TASK REQUIREMENTS: Collect from the data below each line with "Sequence".

SUPPLIED INFORMATION:
== == ==

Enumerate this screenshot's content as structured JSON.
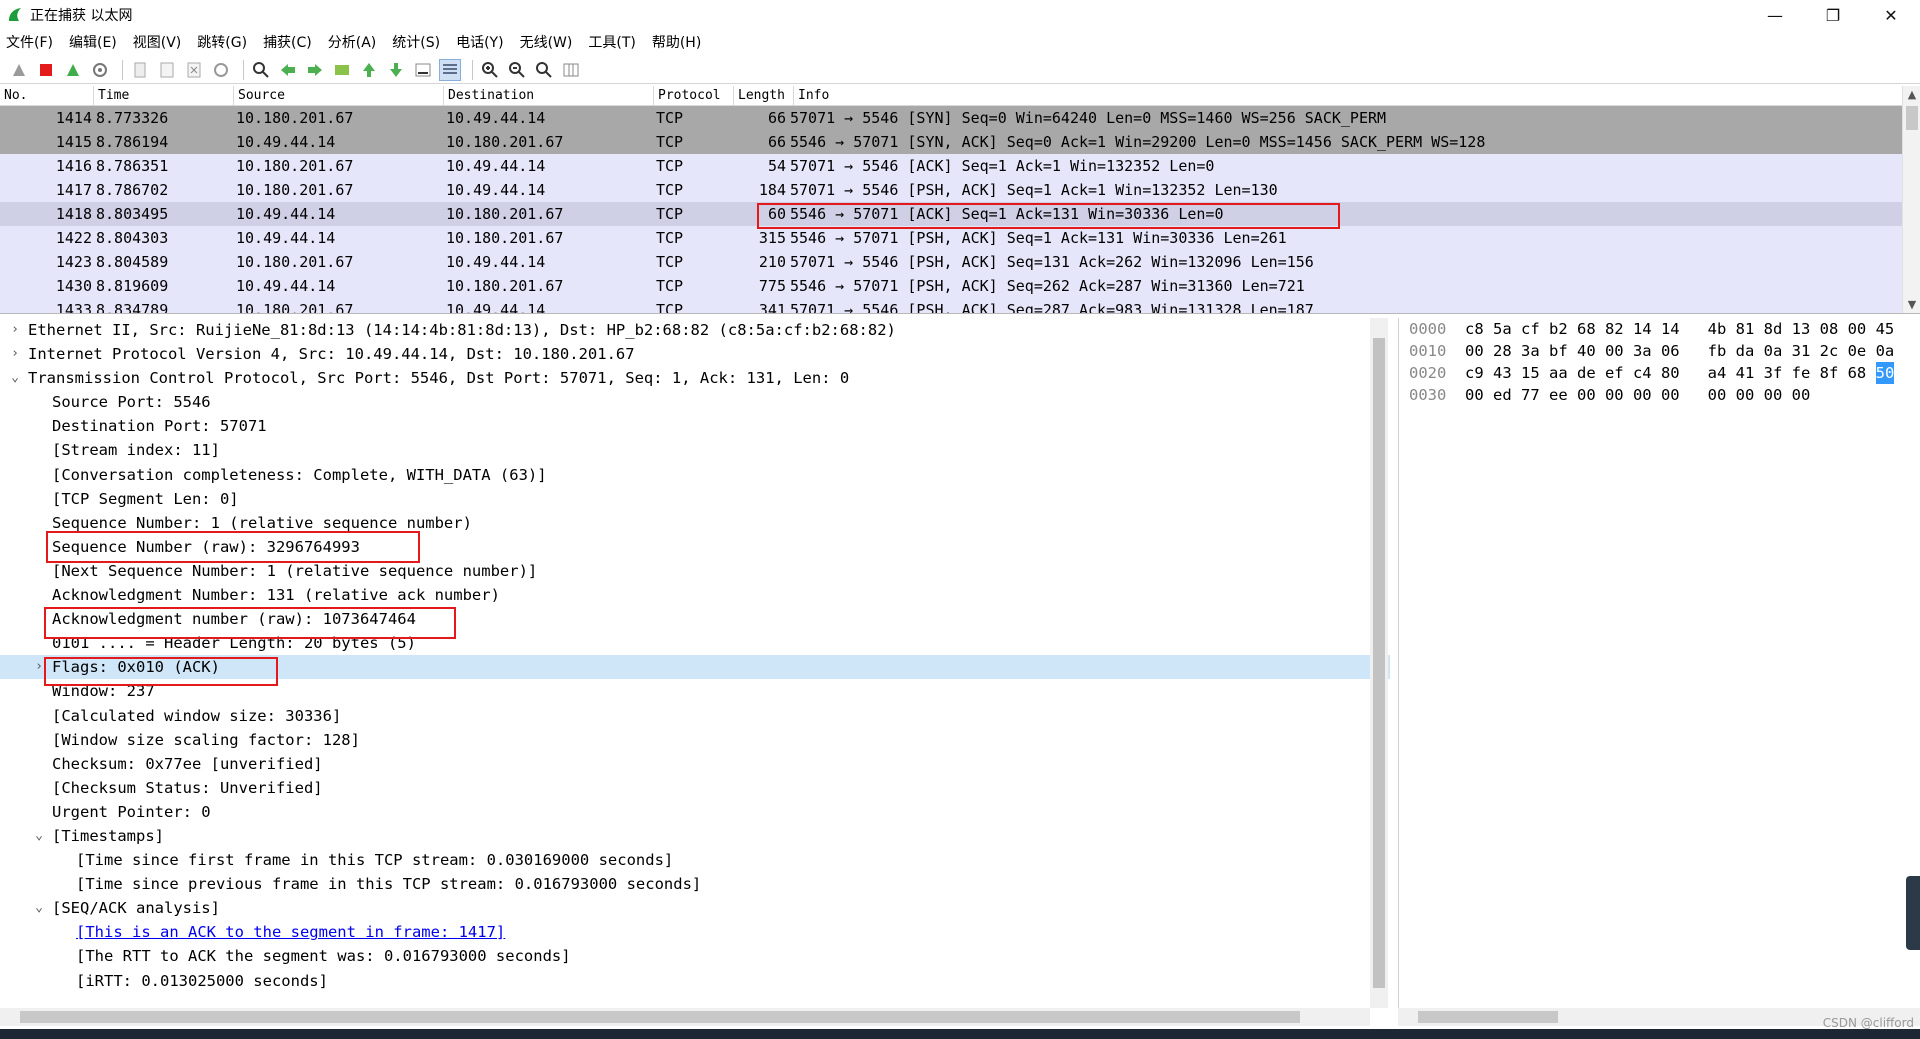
{
  "window": {
    "title": "正在捕获 以太网",
    "controls": [
      "—",
      "❐",
      "✕"
    ]
  },
  "menu": [
    "文件(F)",
    "编辑(E)",
    "视图(V)",
    "跳转(G)",
    "捕获(C)",
    "分析(A)",
    "统计(S)",
    "电话(Y)",
    "无线(W)",
    "工具(T)",
    "帮助(H)"
  ],
  "packet_list": {
    "headers": [
      "No.",
      "Time",
      "Source",
      "Destination",
      "Protocol",
      "Length",
      "Info"
    ],
    "rows": [
      {
        "no": "1414",
        "time": "8.773326",
        "src": "10.180.201.67",
        "dst": "10.49.44.14",
        "proto": "TCP",
        "len": "66",
        "info": "57071 → 5546 [SYN] Seq=0 Win=64240 Len=0 MSS=1460 WS=256 SACK_PERM",
        "style": "gray"
      },
      {
        "no": "1415",
        "time": "8.786194",
        "src": "10.49.44.14",
        "dst": "10.180.201.67",
        "proto": "TCP",
        "len": "66",
        "info": "5546 → 57071 [SYN, ACK] Seq=0 Ack=1 Win=29200 Len=0 MSS=1456 SACK_PERM WS=128",
        "style": "gray"
      },
      {
        "no": "1416",
        "time": "8.786351",
        "src": "10.180.201.67",
        "dst": "10.49.44.14",
        "proto": "TCP",
        "len": "54",
        "info": "57071 → 5546 [ACK] Seq=1 Ack=1 Win=132352 Len=0",
        "style": "lav"
      },
      {
        "no": "1417",
        "time": "8.786702",
        "src": "10.180.201.67",
        "dst": "10.49.44.14",
        "proto": "TCP",
        "len": "184",
        "info": "57071 → 5546 [PSH, ACK] Seq=1 Ack=1 Win=132352 Len=130",
        "style": "lav"
      },
      {
        "no": "1418",
        "time": "8.803495",
        "src": "10.49.44.14",
        "dst": "10.180.201.67",
        "proto": "TCP",
        "len": "60",
        "info": "5546 → 57071 [ACK] Seq=1 Ack=131 Win=30336 Len=0",
        "style": "sel"
      },
      {
        "no": "1422",
        "time": "8.804303",
        "src": "10.49.44.14",
        "dst": "10.180.201.67",
        "proto": "TCP",
        "len": "315",
        "info": "5546 → 57071 [PSH, ACK] Seq=1 Ack=131 Win=30336 Len=261",
        "style": "lav"
      },
      {
        "no": "1423",
        "time": "8.804589",
        "src": "10.180.201.67",
        "dst": "10.49.44.14",
        "proto": "TCP",
        "len": "210",
        "info": "57071 → 5546 [PSH, ACK] Seq=131 Ack=262 Win=132096 Len=156",
        "style": "lav"
      },
      {
        "no": "1430",
        "time": "8.819609",
        "src": "10.49.44.14",
        "dst": "10.180.201.67",
        "proto": "TCP",
        "len": "775",
        "info": "5546 → 57071 [PSH, ACK] Seq=262 Ack=287 Win=31360 Len=721",
        "style": "lav"
      },
      {
        "no": "1433",
        "time": "8.834789",
        "src": "10.180.201.67",
        "dst": "10.49.44.14",
        "proto": "TCP",
        "len": "341",
        "info": "57071 → 5546 [PSH, ACK] Seq=287 Ack=983 Win=131328 Len=187",
        "style": "lav"
      }
    ]
  },
  "details": [
    {
      "text": "Ethernet II, Src: RuijieNe_81:8d:13 (14:14:4b:81:8d:13), Dst: HP_b2:68:82 (c8:5a:cf:b2:68:82)",
      "indent": 0,
      "arrow": "›"
    },
    {
      "text": "Internet Protocol Version 4, Src: 10.49.44.14, Dst: 10.180.201.67",
      "indent": 0,
      "arrow": "›"
    },
    {
      "text": "Transmission Control Protocol, Src Port: 5546, Dst Port: 57071, Seq: 1, Ack: 131, Len: 0",
      "indent": 0,
      "arrow": "⌄"
    },
    {
      "text": "Source Port: 5546",
      "indent": 1
    },
    {
      "text": "Destination Port: 57071",
      "indent": 1
    },
    {
      "text": "[Stream index: 11]",
      "indent": 1
    },
    {
      "text": "[Conversation completeness: Complete, WITH_DATA (63)]",
      "indent": 1
    },
    {
      "text": "[TCP Segment Len: 0]",
      "indent": 1
    },
    {
      "text": "Sequence Number: 1    (relative sequence number)",
      "indent": 1
    },
    {
      "text": "Sequence Number (raw): 3296764993",
      "indent": 1
    },
    {
      "text": "[Next Sequence Number: 1    (relative sequence number)]",
      "indent": 1
    },
    {
      "text": "Acknowledgment Number: 131    (relative ack number)",
      "indent": 1
    },
    {
      "text": "Acknowledgment number (raw): 1073647464",
      "indent": 1
    },
    {
      "text": "0101 .... = Header Length: 20 bytes (5)",
      "indent": 1
    },
    {
      "text": "Flags: 0x010 (ACK)",
      "indent": 1,
      "arrow": "›",
      "highlight": true
    },
    {
      "text": "Window: 237",
      "indent": 1
    },
    {
      "text": "[Calculated window size: 30336]",
      "indent": 1
    },
    {
      "text": "[Window size scaling factor: 128]",
      "indent": 1
    },
    {
      "text": "Checksum: 0x77ee [unverified]",
      "indent": 1
    },
    {
      "text": "[Checksum Status: Unverified]",
      "indent": 1
    },
    {
      "text": "Urgent Pointer: 0",
      "indent": 1
    },
    {
      "text": "[Timestamps]",
      "indent": 1,
      "arrow": "⌄"
    },
    {
      "text": "[Time since first frame in this TCP stream: 0.030169000 seconds]",
      "indent": 2
    },
    {
      "text": "[Time since previous frame in this TCP stream: 0.016793000 seconds]",
      "indent": 2
    },
    {
      "text": "[SEQ/ACK analysis]",
      "indent": 1,
      "arrow": "⌄"
    },
    {
      "text": "[This is an ACK to the segment in frame: 1417]",
      "indent": 2,
      "link": true
    },
    {
      "text": "[The RTT to ACK the segment was: 0.016793000 seconds]",
      "indent": 2
    },
    {
      "text": "[iRTT: 0.013025000 seconds]",
      "indent": 2
    }
  ],
  "hex": [
    {
      "offset": "0000",
      "bytes": "c8 5a cf b2 68 82 14 14   4b 81 8d 13 08 00 45",
      "hl": ""
    },
    {
      "offset": "0010",
      "bytes": "00 28 3a bf 40 00 3a 06   fb da 0a 31 2c 0e 0a",
      "hl": ""
    },
    {
      "offset": "0020",
      "bytes": "c9 43 15 aa de ef c4 80   a4 41 3f fe 8f 68 ",
      "hl": "50"
    },
    {
      "offset": "0030",
      "bytes": "00 ed 77 ee 00 00 00 00   00 00 00 00",
      "hl": ""
    }
  ],
  "watermark": "CSDN @clifford",
  "colors": {
    "gray_row": "#a8a8a8",
    "lavender_row": "#e6e6fa",
    "selected_row": "#cfcfe6",
    "flags_highlight": "#cfe6f9",
    "annotation_red": "#e3191c",
    "hex_highlight": "#3399ff"
  }
}
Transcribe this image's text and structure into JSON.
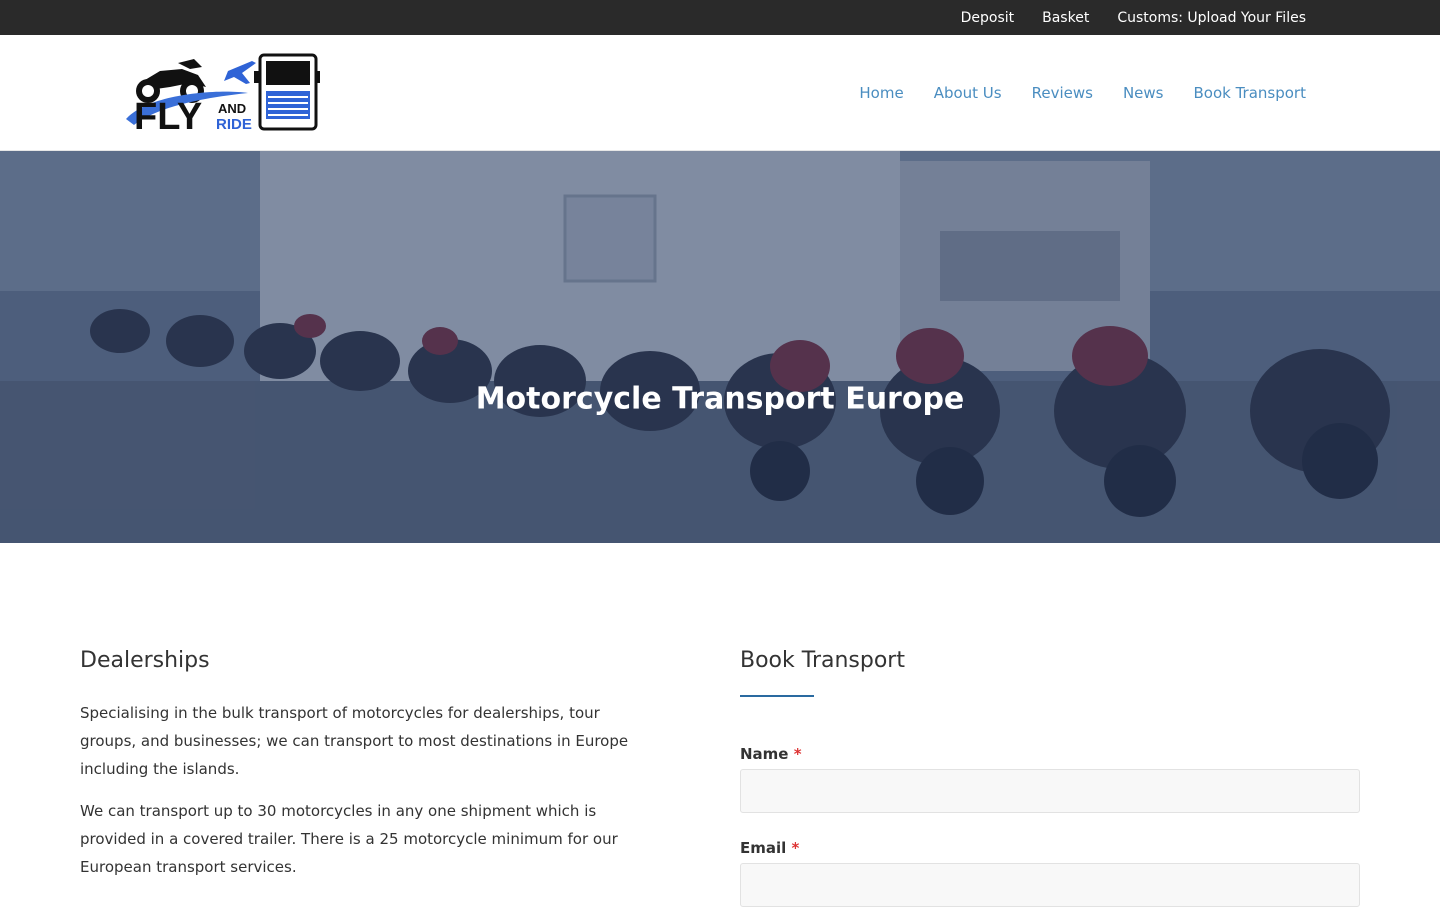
{
  "topbar": {
    "links": [
      "Deposit",
      "Basket",
      "Customs: Upload Your Files"
    ]
  },
  "logo": {
    "text_fly": "FLY",
    "text_and": "AND",
    "text_ride": "RIDE"
  },
  "nav": {
    "items": [
      "Home",
      "About Us",
      "Reviews",
      "News",
      "Book Transport"
    ]
  },
  "hero": {
    "title": "Motorcycle Transport Europe"
  },
  "dealerships": {
    "heading": "Dealerships",
    "paragraphs": [
      "Specialising in the bulk transport of motorcycles for dealerships, tour groups, and businesses; we can transport to most destinations in Europe including the islands.",
      "We can transport up to 30 motorcycles in any one shipment which is provided in a covered trailer. There is a 25 motorcycle minimum for our European transport services."
    ]
  },
  "form": {
    "heading": "Book Transport",
    "fields": [
      {
        "label": "Name",
        "required_mark": "*",
        "value": ""
      },
      {
        "label": "Email",
        "required_mark": "*",
        "value": ""
      }
    ]
  },
  "colors": {
    "nav_link": "#4a8dc0",
    "topbar_bg": "#2a2a2a",
    "accent_underline": "#2a6aa0",
    "required": "#dd3333"
  }
}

== == ==

THE ANSWER:
      "text": "Sequence Number: 1    (relative sequence number)",
      "text": "Sequence Number (raw): 3296764993",
      "text": "[Next Sequence Number: 1    (relative sequence number)]",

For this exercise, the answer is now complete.